→ **Aim**: Repeat exactly the lines that run from the one containing "Read all visible content and emit it as JSON." to the end of the data, and leave out all others.

[BEGIN Data in this exercise]

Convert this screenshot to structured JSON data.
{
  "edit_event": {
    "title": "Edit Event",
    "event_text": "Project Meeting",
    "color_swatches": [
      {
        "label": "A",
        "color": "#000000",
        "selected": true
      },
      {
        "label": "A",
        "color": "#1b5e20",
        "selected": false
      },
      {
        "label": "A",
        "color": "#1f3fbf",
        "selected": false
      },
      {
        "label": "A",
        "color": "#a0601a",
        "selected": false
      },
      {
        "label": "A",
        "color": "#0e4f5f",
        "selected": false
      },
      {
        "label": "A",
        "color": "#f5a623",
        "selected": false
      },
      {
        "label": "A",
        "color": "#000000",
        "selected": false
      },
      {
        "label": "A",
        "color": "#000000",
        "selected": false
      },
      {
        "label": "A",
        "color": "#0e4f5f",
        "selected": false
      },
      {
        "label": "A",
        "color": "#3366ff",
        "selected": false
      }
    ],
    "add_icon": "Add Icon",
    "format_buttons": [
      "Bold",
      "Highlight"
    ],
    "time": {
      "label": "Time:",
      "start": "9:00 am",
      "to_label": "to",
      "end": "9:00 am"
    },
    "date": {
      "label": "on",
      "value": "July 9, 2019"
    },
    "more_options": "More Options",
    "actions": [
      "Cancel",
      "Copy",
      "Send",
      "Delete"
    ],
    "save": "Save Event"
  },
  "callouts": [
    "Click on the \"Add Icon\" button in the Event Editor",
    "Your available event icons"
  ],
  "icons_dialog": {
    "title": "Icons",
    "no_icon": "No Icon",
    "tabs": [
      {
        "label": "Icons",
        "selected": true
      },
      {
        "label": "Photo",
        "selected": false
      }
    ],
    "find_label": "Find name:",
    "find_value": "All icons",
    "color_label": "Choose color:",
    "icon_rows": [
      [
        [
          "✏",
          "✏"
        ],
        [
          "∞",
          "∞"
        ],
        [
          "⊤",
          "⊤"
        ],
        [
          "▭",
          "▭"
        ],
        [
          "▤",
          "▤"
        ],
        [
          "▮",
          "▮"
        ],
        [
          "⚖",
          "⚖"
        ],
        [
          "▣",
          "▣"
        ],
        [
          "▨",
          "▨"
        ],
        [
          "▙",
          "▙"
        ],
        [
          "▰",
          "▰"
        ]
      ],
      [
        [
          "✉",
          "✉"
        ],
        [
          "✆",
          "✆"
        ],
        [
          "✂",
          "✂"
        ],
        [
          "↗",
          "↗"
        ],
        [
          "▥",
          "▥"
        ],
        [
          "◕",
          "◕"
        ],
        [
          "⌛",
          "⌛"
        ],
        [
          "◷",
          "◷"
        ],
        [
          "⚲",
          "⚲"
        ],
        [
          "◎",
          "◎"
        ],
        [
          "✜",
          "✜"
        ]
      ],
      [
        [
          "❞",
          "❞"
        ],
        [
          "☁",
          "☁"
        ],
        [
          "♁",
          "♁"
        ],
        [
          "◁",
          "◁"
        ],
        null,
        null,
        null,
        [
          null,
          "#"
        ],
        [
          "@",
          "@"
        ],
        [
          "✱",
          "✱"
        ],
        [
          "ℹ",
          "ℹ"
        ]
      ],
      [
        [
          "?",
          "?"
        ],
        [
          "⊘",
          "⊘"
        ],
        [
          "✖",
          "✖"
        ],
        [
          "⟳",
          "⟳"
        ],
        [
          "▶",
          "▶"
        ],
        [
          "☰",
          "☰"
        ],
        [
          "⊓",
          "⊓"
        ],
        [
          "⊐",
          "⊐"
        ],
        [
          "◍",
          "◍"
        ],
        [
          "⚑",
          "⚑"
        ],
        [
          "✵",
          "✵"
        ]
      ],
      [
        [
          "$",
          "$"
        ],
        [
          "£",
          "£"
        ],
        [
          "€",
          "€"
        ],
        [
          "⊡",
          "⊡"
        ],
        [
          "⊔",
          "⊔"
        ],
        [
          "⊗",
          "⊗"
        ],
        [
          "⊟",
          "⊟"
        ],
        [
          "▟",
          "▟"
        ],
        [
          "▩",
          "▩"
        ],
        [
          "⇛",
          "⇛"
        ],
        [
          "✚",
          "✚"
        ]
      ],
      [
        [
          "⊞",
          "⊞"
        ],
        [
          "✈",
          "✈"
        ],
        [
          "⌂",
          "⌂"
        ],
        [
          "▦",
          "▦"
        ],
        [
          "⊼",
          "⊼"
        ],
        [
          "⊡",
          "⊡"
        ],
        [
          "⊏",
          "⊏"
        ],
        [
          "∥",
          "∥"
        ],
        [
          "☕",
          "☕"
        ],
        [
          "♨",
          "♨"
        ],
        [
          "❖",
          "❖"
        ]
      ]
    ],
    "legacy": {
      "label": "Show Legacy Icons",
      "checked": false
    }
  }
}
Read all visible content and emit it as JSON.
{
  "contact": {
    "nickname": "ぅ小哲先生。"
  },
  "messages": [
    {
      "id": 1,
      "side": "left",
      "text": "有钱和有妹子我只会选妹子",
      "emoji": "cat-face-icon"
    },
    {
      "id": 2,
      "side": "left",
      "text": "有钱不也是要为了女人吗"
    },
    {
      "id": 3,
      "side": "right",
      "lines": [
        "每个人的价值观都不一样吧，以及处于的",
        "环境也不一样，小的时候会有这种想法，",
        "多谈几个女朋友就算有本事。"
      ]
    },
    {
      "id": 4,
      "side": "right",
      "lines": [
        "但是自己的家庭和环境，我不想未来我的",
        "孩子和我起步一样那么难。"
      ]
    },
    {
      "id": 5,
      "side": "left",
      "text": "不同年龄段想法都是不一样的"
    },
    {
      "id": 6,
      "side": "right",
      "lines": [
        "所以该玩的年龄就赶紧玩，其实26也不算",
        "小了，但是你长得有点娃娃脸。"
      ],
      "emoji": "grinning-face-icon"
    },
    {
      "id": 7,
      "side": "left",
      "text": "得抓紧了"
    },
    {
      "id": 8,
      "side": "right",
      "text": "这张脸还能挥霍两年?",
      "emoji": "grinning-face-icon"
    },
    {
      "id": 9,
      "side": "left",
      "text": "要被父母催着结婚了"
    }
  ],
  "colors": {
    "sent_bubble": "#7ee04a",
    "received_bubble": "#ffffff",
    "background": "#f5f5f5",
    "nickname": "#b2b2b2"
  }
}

[END Data in this exercise]

→ **Result for this exercise**:
Read all visible content and emit it as JSON.
{
  "contact": {
    "nickname": "ぅ小哲先生。"
  },
  "messages": [
    {
      "id": 1,
      "side": "left",
      "text": "有钱和有妹子我只会选妹子",
      "emoji": "cat-face-icon"
    },
    {
      "id": 2,
      "side": "left",
      "text": "有钱不也是要为了女人吗"
    },
    {
      "id": 3,
      "side": "right",
      "lines": [
        "每个人的价值观都不一样吧，以及处于的",
        "环境也不一样，小的时候会有这种想法，",
        "多谈几个女朋友就算有本事。"
      ]
    },
    {
      "id": 4,
      "side": "right",
      "lines": [
        "但是自己的家庭和环境，我不想未来我的",
        "孩子和我起步一样那么难。"
      ]
    },
    {
      "id": 5,
      "side": "left",
      "text": "不同年龄段想法都是不一样的"
    },
    {
      "id": 6,
      "side": "right",
      "lines": [
        "所以该玩的年龄就赶紧玩，其实26也不算",
        "小了，但是你长得有点娃娃脸。"
      ],
      "emoji": "grinning-face-icon"
    },
    {
      "id": 7,
      "side": "left",
      "text": "得抓紧了"
    },
    {
      "id": 8,
      "side": "right",
      "text": "这张脸还能挥霍两年?",
      "emoji": "grinning-face-icon"
    },
    {
      "id": 9,
      "side": "left",
      "text": "要被父母催着结婚了"
    }
  ],
  "colors": {
    "sent_bubble": "#7ee04a",
    "received_bubble": "#ffffff",
    "background": "#f5f5f5",
    "nickname": "#b2b2b2"
  }
}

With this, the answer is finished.